Figure dataset records
* begin *
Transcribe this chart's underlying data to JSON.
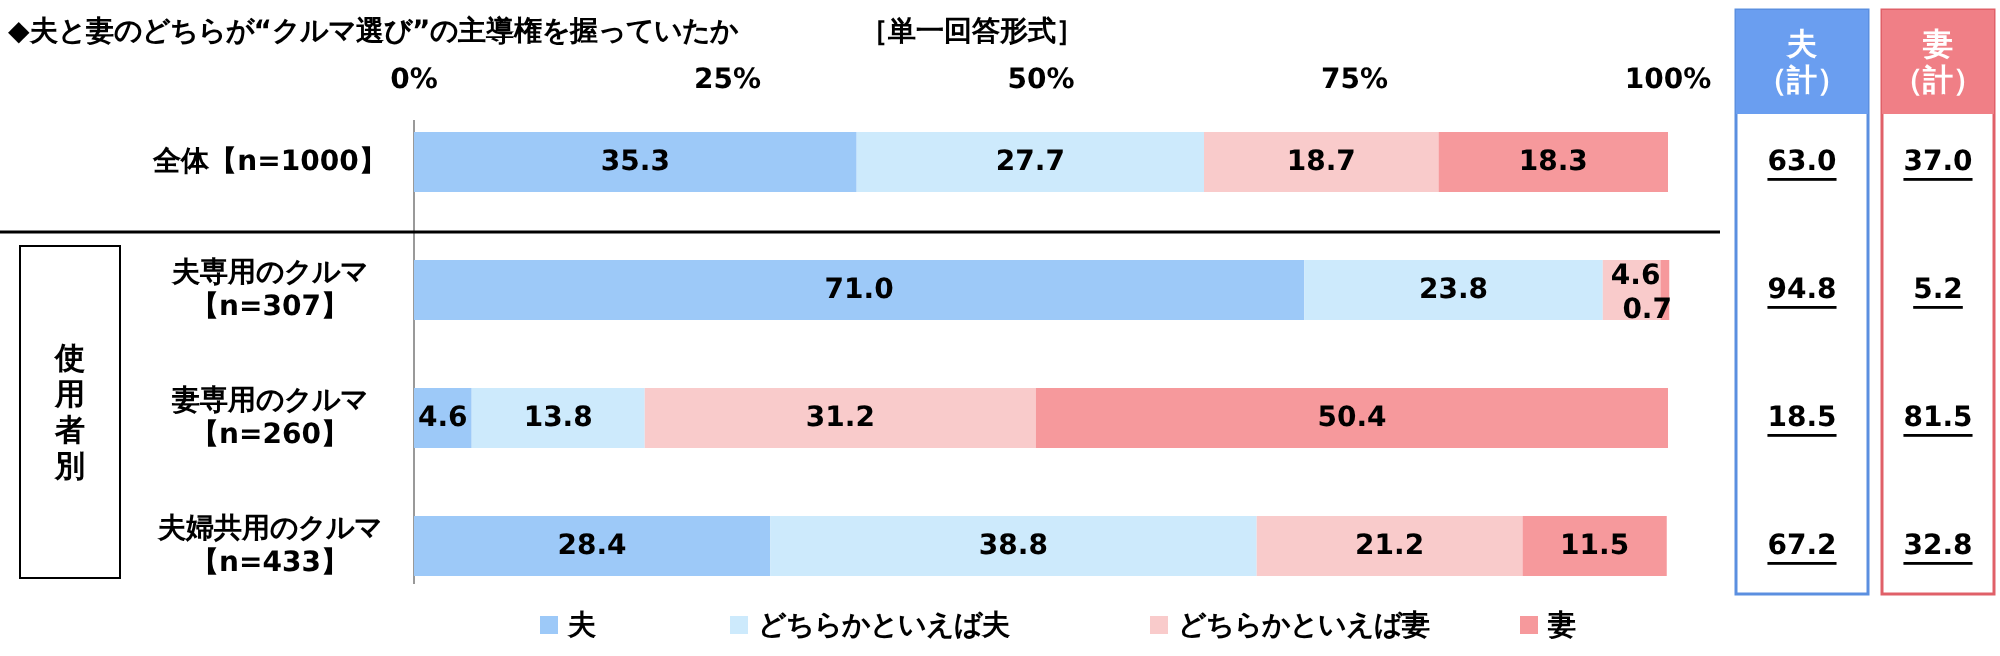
{
  "chart_data": {
    "type": "bar",
    "orientation": "horizontal",
    "stacked": true,
    "legend": "bottom",
    "title": "◆夫と妻のどちらが“クルマ選び”の主導権を握っていたか",
    "subtitle": "［単一回答形式］",
    "categories": [
      "全体【n=1000】",
      "夫専用のクルマ【n=307】",
      "妻専用のクルマ【n=260】",
      "夫婦共用のクルマ【n=433】"
    ],
    "xlim": [
      0,
      100
    ],
    "xticks": [
      {
        "value": 0,
        "label": "0%"
      },
      {
        "value": 25,
        "label": "25%"
      },
      {
        "value": 50,
        "label": "50%"
      },
      {
        "value": 75,
        "label": "75%"
      },
      {
        "value": 100,
        "label": "100%"
      }
    ],
    "series": [
      {
        "name": "夫",
        "color": "#9dc9f8",
        "values": [
          35.3,
          71.0,
          4.6,
          28.4
        ],
        "value_labels": [
          "35.3",
          "71.0",
          "4.6",
          "28.4"
        ]
      },
      {
        "name": "どちらかといえば夫",
        "color": "#cdeafc",
        "values": [
          27.7,
          23.8,
          13.8,
          38.8
        ],
        "value_labels": [
          "27.7",
          "23.8",
          "13.8",
          "38.8"
        ]
      },
      {
        "name": "どちらかといえば妻",
        "color": "#f9cbcb",
        "values": [
          18.7,
          4.6,
          31.2,
          21.2
        ],
        "value_labels": [
          "18.7",
          "4.6",
          "31.2",
          "21.2"
        ]
      },
      {
        "name": "妻",
        "color": "#f6999c",
        "values": [
          18.3,
          0.7,
          50.4,
          11.5
        ],
        "value_labels": [
          "18.3",
          "0.7",
          "50.4",
          "11.5"
        ]
      }
    ],
    "annotations": [
      "使用者別",
      "夫（計）",
      "妻（計）",
      "63.0",
      "37.0",
      "94.8",
      "5.2",
      "18.5",
      "81.5",
      "67.2",
      "32.8"
    ]
  }
}
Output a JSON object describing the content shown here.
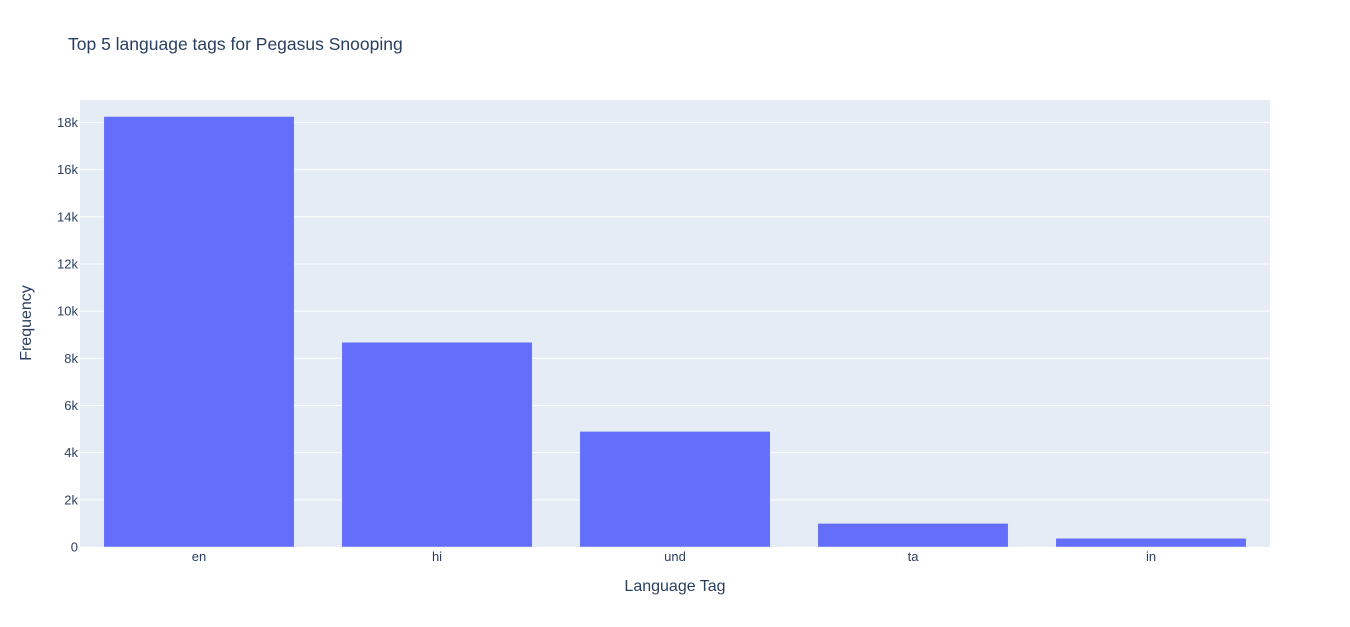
{
  "chart_data": {
    "type": "bar",
    "title": "Top 5 language tags for Pegasus Snooping",
    "xlabel": "Language Tag",
    "ylabel": "Frequency",
    "categories": [
      "en",
      "hi",
      "und",
      "ta",
      "in"
    ],
    "values": [
      18250,
      8680,
      4900,
      1000,
      370
    ],
    "ylim": [
      0,
      18950
    ],
    "yticks": [
      0,
      2000,
      4000,
      6000,
      8000,
      10000,
      12000,
      14000,
      16000,
      18000
    ],
    "ytick_labels": [
      "0",
      "2k",
      "4k",
      "6k",
      "8k",
      "10k",
      "12k",
      "14k",
      "16k",
      "18k"
    ],
    "grid": true,
    "legend": "none",
    "colors": {
      "bar": "#636efa",
      "plot_bg": "#e5ecf6",
      "grid": "#ffffff",
      "text": "#2a3f5f"
    }
  }
}
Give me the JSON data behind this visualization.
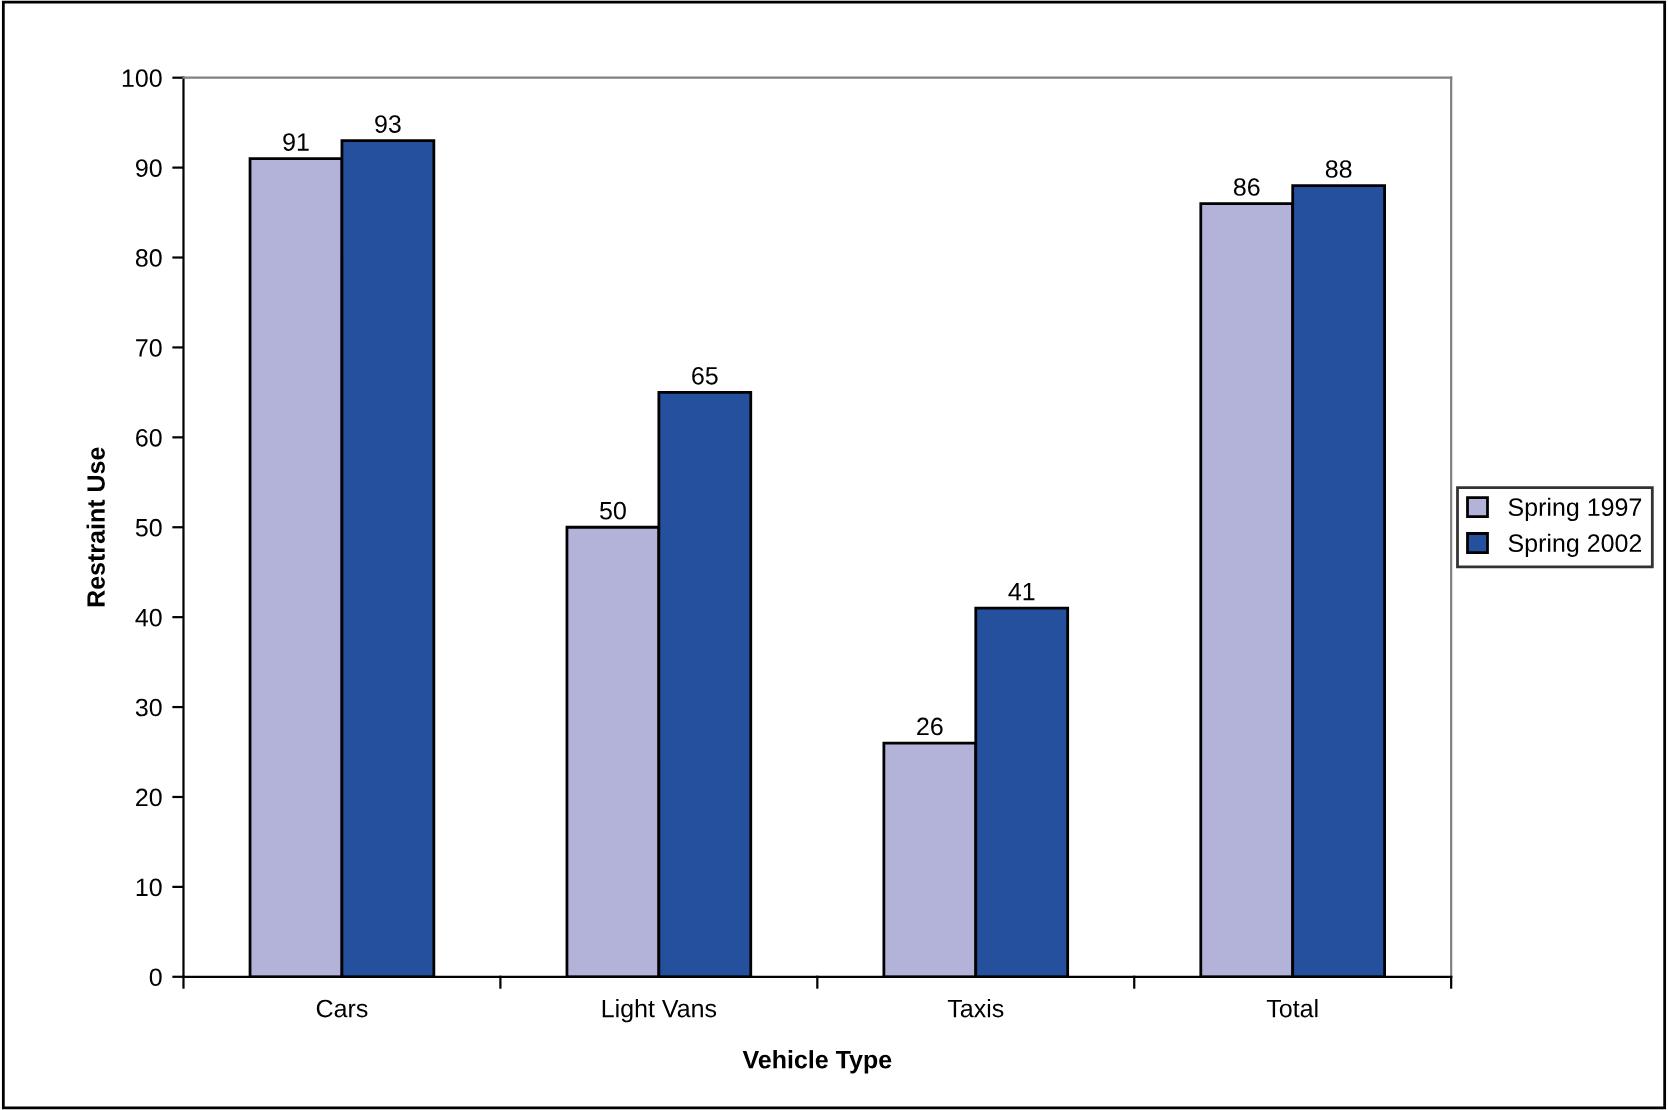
{
  "chart_data": {
    "type": "bar",
    "xlabel": "Vehicle Type",
    "ylabel": "Restraint Use",
    "categories": [
      "Cars",
      "Light Vans",
      "Taxis",
      "Total"
    ],
    "series": [
      {
        "name": "Spring 1997",
        "color": "#b3b3d9",
        "values": [
          91,
          50,
          26,
          86
        ]
      },
      {
        "name": "Spring 2002",
        "color": "#25509e",
        "values": [
          93,
          65,
          41,
          88
        ]
      }
    ],
    "ylim": [
      0,
      100
    ],
    "yticks": [
      0,
      10,
      20,
      30,
      40,
      50,
      60,
      70,
      80,
      90,
      100
    ],
    "data_labels": true,
    "grid": false,
    "legend": "right"
  }
}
* end *
Short exercise = Only lines with the word "ylabel" should be collected from the material.

Reply to the exercise =
    "ylabel": "Frequency",
    "ylabel": "Restraint Use",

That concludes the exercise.